**Listed records**
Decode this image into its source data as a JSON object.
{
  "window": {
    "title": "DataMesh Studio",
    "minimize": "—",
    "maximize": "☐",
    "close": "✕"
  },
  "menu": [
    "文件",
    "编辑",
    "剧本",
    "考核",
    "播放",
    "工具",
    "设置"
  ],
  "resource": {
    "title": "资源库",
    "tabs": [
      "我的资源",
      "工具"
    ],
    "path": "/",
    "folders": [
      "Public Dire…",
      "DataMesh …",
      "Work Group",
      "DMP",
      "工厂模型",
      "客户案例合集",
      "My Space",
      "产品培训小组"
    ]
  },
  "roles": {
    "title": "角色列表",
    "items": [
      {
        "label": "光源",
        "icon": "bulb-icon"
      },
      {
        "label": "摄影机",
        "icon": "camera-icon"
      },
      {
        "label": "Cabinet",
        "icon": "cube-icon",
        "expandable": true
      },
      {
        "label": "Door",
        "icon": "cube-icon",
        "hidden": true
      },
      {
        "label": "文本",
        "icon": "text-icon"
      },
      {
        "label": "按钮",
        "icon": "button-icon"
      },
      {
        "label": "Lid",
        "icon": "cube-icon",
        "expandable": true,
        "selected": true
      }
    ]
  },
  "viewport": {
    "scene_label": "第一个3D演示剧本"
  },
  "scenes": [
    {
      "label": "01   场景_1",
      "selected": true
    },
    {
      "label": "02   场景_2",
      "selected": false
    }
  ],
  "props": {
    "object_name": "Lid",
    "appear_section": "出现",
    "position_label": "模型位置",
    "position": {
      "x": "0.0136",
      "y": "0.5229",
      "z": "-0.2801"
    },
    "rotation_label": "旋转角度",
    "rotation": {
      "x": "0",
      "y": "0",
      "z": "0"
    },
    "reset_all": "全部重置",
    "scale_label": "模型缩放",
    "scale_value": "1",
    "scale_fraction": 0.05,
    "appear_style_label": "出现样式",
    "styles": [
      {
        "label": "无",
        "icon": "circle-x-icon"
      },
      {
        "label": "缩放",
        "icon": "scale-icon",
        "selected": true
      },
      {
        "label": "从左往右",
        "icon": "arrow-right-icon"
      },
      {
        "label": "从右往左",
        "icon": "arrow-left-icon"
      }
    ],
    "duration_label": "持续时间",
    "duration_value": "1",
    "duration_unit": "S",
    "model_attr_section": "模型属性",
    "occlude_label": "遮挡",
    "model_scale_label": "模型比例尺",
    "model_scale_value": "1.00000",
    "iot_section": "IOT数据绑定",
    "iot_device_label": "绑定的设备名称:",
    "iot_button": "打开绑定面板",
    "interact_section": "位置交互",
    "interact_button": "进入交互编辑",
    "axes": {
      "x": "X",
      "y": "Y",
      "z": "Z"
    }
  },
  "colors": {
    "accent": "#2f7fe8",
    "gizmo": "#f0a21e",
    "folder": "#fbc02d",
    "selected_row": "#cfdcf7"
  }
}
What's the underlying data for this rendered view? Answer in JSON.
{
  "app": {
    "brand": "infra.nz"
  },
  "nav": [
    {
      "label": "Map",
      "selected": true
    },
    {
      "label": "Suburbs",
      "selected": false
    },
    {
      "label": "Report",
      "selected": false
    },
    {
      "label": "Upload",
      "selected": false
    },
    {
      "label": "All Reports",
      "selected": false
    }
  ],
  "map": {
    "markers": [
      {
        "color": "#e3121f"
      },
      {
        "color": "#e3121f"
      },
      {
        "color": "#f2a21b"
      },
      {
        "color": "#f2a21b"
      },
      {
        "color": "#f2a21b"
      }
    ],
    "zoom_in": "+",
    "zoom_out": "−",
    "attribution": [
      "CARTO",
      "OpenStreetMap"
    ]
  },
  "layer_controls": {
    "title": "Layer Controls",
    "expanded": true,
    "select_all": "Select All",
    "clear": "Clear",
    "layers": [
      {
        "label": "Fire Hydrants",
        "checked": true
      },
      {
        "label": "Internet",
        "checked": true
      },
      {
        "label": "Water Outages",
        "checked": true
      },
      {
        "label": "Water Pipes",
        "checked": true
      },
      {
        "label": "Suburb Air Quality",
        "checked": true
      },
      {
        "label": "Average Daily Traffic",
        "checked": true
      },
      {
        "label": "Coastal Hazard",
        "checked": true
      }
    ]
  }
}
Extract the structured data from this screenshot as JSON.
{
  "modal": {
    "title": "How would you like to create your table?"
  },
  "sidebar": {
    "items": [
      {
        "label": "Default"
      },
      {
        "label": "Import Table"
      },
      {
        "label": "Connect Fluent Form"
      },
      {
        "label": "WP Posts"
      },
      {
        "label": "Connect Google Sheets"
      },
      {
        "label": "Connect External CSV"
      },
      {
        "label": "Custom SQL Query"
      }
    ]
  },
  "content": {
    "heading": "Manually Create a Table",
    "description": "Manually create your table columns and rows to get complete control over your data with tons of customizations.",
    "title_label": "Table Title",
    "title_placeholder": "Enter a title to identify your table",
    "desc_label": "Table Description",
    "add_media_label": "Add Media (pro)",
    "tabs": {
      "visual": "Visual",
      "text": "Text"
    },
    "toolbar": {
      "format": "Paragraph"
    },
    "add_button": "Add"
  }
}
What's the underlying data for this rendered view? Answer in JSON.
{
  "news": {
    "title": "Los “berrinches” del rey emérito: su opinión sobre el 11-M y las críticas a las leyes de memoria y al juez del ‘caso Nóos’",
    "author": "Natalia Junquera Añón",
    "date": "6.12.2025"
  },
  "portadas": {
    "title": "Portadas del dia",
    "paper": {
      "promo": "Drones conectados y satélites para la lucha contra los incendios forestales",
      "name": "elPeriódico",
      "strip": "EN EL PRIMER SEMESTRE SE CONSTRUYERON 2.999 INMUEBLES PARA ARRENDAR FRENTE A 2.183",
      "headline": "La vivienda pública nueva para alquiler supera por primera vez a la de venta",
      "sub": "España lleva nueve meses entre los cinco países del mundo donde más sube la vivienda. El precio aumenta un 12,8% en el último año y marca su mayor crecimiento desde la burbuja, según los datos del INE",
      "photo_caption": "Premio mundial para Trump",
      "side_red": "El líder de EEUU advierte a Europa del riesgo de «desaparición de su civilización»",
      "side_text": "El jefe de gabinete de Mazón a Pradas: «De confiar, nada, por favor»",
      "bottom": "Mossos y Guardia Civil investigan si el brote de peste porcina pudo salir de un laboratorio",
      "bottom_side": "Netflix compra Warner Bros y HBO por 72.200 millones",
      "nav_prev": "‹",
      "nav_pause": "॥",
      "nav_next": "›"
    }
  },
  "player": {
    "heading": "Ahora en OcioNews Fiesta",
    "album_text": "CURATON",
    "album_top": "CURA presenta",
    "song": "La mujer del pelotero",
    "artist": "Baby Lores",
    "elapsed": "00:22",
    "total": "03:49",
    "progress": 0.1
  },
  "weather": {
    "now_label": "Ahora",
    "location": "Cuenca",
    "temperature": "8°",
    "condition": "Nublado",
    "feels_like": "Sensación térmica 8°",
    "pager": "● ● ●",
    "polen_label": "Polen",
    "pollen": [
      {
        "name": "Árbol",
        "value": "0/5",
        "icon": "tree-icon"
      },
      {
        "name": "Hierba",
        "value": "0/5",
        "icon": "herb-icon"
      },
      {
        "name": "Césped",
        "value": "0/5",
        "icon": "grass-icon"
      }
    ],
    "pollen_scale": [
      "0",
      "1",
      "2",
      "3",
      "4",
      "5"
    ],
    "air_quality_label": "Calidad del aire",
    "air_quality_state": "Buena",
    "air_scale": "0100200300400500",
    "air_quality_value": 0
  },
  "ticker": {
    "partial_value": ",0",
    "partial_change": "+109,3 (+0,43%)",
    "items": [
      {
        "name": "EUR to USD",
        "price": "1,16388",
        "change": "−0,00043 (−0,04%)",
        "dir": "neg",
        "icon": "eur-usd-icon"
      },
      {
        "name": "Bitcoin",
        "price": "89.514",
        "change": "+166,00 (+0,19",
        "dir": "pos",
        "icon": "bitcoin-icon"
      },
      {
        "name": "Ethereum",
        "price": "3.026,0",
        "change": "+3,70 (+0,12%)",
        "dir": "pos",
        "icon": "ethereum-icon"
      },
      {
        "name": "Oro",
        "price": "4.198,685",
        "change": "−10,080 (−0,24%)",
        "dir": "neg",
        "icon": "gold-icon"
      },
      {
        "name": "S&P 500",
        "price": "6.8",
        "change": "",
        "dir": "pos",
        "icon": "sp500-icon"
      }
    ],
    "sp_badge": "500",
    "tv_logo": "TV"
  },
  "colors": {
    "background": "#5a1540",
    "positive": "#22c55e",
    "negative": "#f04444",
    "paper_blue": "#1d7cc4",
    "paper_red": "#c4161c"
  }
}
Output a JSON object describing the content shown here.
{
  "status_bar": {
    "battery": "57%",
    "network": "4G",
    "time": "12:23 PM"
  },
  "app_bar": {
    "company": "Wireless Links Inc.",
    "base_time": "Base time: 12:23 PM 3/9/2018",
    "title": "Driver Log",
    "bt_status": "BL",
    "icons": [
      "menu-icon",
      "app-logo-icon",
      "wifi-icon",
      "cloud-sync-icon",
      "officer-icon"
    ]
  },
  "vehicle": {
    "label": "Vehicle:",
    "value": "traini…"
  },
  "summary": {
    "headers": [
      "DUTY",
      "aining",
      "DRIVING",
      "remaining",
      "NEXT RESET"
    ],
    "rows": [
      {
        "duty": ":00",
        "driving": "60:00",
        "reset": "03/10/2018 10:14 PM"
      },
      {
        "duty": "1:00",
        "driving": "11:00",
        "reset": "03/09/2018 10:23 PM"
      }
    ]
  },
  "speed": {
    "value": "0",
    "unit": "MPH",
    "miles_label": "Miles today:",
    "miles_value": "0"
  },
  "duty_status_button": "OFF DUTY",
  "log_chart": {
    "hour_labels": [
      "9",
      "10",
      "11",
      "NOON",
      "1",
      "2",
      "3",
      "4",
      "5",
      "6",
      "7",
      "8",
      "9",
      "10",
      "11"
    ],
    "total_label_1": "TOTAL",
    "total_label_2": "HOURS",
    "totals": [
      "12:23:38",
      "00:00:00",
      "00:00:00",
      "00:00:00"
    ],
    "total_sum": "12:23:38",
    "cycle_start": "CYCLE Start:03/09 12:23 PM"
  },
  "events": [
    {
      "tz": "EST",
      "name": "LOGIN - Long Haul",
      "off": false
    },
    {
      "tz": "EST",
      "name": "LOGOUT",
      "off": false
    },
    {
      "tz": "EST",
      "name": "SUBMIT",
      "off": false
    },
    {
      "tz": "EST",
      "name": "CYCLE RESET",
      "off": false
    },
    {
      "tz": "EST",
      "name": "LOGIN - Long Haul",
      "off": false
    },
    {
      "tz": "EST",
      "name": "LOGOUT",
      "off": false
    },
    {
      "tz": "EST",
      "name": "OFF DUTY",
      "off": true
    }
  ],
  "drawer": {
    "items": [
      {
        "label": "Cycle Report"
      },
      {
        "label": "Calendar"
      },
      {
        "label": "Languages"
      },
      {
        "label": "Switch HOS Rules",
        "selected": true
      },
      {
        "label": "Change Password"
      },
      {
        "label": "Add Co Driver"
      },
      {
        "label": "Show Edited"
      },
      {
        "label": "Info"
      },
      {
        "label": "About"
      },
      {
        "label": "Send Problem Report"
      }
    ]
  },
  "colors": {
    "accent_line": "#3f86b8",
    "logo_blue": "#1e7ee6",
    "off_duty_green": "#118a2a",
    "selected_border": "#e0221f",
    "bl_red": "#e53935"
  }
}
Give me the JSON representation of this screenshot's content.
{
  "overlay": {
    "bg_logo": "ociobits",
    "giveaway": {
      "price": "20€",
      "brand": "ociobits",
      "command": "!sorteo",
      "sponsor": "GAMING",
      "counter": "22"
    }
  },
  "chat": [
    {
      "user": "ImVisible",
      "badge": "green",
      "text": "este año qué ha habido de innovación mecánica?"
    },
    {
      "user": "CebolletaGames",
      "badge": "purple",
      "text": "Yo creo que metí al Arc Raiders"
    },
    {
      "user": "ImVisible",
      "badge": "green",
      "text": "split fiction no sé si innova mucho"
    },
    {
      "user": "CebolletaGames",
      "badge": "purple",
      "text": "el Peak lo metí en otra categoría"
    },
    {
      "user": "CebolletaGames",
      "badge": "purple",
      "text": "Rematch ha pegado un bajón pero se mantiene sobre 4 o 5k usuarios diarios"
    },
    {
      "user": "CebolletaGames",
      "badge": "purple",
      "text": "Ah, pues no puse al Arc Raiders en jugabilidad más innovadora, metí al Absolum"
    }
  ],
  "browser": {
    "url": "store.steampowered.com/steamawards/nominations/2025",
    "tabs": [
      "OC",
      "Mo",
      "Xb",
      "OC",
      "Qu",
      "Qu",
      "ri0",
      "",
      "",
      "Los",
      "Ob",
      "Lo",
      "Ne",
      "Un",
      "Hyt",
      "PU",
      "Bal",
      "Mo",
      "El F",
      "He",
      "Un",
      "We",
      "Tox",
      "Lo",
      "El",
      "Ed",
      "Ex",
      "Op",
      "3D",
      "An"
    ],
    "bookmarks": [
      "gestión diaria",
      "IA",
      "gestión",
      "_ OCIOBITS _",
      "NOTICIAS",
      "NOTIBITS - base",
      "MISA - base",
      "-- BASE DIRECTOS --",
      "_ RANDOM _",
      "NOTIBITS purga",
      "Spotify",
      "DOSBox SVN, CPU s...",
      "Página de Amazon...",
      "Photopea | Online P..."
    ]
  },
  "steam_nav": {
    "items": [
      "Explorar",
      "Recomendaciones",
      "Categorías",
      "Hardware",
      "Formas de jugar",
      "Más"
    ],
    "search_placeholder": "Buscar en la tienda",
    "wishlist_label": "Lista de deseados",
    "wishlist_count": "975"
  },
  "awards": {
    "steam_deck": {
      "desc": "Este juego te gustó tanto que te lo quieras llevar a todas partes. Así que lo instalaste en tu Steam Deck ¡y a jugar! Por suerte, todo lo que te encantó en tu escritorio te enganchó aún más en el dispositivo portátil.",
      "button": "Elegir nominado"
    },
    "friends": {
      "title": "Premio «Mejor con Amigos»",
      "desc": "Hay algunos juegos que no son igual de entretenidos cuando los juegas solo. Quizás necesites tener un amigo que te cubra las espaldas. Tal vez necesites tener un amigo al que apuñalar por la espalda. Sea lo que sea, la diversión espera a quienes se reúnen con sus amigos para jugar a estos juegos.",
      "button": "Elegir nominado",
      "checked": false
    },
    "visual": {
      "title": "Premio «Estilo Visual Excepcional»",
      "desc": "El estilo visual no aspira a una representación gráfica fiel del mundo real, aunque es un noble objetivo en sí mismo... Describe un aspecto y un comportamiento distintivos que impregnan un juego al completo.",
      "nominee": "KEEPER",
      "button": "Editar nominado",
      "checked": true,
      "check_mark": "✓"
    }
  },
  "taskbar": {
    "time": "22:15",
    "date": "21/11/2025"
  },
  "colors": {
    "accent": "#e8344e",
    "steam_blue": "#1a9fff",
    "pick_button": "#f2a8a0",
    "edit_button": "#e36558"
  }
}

**Written task**
What is the number of lines in the data holding the word "your"? Reply with that number only.

**Result of this exercise**
3